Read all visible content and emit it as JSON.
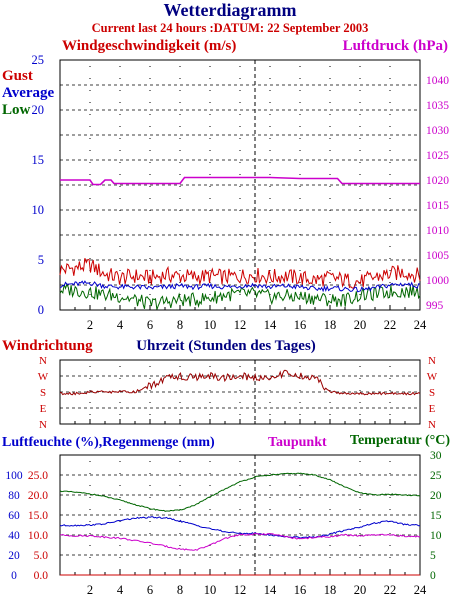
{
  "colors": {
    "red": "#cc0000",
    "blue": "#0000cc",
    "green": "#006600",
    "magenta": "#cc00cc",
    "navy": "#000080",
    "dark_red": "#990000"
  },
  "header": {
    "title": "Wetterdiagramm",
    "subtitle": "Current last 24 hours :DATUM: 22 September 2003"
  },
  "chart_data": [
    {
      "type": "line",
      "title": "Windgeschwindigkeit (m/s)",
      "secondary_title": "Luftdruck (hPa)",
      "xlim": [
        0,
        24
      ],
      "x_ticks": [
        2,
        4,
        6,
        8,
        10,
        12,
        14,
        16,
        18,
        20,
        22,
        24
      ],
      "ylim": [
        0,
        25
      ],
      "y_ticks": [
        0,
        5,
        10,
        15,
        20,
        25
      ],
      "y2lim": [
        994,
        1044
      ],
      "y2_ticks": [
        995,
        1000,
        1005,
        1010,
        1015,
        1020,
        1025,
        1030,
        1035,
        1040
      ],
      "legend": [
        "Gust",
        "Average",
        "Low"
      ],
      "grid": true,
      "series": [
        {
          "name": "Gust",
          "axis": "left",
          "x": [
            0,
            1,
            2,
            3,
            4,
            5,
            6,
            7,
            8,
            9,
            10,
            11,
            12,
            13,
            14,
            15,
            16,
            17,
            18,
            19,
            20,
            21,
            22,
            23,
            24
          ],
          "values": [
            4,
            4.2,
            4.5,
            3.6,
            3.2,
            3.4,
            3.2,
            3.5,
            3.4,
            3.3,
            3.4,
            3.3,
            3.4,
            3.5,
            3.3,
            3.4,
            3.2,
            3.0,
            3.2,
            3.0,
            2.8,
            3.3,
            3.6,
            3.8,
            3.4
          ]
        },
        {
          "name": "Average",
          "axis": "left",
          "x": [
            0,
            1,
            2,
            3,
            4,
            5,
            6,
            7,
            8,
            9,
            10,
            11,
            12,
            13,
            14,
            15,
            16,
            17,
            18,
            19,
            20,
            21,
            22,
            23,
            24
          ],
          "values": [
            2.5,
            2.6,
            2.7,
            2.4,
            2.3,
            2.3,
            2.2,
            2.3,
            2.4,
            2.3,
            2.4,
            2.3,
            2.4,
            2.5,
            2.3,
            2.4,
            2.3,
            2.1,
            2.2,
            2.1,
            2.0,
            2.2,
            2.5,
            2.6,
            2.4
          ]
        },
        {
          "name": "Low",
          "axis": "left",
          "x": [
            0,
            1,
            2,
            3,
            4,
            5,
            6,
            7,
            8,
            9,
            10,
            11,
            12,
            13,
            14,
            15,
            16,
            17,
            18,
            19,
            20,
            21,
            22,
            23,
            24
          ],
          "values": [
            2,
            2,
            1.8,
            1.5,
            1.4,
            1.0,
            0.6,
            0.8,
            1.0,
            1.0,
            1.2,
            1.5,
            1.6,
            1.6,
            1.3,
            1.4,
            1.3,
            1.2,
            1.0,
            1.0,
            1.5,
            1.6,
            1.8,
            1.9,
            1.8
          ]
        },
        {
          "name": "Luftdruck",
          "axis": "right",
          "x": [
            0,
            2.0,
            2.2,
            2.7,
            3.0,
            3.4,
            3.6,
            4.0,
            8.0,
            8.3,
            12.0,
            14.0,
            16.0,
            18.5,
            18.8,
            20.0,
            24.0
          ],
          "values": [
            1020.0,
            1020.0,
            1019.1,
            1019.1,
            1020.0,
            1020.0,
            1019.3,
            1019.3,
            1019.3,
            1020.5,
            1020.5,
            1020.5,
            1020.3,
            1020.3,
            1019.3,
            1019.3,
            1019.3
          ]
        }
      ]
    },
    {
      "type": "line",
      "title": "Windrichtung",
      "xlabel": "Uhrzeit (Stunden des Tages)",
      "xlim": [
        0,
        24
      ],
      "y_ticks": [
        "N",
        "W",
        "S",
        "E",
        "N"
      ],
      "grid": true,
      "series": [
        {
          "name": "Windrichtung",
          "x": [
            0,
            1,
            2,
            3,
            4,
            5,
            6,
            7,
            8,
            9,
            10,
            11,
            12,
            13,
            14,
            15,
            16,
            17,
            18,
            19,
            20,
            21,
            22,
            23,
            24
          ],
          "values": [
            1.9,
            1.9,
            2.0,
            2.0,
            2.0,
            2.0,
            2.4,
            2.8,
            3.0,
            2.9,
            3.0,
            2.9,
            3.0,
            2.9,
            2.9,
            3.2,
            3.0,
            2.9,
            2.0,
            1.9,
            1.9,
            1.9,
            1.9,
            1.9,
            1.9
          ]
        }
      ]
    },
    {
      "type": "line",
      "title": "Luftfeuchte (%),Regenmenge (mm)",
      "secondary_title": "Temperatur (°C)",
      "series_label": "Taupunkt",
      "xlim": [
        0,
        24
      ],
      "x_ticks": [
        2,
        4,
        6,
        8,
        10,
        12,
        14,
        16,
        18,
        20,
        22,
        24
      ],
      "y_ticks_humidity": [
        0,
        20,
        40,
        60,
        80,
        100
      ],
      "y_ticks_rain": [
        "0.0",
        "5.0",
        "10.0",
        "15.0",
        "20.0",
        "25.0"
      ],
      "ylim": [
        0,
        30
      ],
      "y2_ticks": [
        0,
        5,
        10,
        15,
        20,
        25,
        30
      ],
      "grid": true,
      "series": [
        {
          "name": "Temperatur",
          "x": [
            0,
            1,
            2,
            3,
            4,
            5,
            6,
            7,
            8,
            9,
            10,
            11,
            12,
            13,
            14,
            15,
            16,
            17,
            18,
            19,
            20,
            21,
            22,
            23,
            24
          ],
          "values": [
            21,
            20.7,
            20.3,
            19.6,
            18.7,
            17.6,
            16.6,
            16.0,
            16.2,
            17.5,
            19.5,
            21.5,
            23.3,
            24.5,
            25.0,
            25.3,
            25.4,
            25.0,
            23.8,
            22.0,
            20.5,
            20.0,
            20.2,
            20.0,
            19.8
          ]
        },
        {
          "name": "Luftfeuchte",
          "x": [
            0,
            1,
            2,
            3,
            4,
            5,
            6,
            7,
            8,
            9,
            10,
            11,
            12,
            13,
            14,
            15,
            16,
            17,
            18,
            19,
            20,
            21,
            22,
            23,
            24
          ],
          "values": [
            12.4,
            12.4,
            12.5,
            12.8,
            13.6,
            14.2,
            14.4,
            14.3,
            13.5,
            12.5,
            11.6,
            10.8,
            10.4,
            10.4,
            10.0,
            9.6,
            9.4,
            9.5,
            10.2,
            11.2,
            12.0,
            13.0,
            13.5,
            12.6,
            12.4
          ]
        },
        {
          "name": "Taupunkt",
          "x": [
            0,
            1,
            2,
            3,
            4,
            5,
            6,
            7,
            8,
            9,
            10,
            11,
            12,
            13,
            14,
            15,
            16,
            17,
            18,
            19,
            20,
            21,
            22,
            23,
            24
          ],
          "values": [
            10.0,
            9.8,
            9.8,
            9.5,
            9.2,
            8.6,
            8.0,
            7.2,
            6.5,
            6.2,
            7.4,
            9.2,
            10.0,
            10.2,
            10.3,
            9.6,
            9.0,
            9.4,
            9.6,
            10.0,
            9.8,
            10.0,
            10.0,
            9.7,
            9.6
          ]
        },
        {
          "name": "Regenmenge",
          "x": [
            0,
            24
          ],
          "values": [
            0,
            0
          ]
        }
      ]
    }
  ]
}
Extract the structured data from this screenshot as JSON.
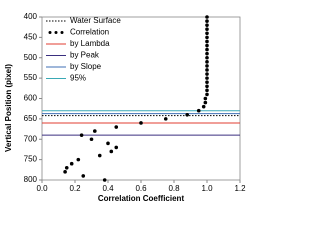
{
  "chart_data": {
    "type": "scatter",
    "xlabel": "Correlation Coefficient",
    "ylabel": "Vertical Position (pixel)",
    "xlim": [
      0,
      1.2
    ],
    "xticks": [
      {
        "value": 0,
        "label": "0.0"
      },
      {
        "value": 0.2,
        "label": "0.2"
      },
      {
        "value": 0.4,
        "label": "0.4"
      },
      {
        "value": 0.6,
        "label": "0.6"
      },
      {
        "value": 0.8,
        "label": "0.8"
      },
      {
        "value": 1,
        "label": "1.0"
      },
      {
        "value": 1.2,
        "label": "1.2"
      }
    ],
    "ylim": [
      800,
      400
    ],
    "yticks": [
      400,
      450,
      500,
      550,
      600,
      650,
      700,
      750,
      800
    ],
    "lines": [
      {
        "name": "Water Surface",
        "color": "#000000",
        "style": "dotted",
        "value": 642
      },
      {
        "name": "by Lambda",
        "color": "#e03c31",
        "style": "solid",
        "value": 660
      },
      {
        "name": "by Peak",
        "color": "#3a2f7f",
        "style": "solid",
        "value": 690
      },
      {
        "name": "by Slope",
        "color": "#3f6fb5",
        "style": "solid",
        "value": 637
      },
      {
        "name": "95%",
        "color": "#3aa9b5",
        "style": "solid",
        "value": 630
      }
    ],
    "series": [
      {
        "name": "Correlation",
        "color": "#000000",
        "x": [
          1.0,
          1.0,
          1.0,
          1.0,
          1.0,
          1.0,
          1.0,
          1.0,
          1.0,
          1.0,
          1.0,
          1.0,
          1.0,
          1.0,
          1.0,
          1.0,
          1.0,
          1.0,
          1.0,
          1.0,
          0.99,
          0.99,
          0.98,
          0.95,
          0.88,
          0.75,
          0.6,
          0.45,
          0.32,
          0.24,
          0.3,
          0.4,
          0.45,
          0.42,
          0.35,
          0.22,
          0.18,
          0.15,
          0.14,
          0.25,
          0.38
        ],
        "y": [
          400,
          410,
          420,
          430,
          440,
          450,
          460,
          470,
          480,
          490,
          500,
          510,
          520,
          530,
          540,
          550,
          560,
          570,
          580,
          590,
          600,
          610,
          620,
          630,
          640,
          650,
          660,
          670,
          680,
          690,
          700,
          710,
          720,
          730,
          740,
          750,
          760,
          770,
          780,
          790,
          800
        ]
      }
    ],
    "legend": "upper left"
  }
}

■ ■ ■ ■ ■

-- TASK BRIEF --
Using the material above, copy every line in which the string "Temperatur" occurs.

-- FINAL RESULT --
      "secondary_title": "Temperatur (°C)",
          "name": "Temperatur",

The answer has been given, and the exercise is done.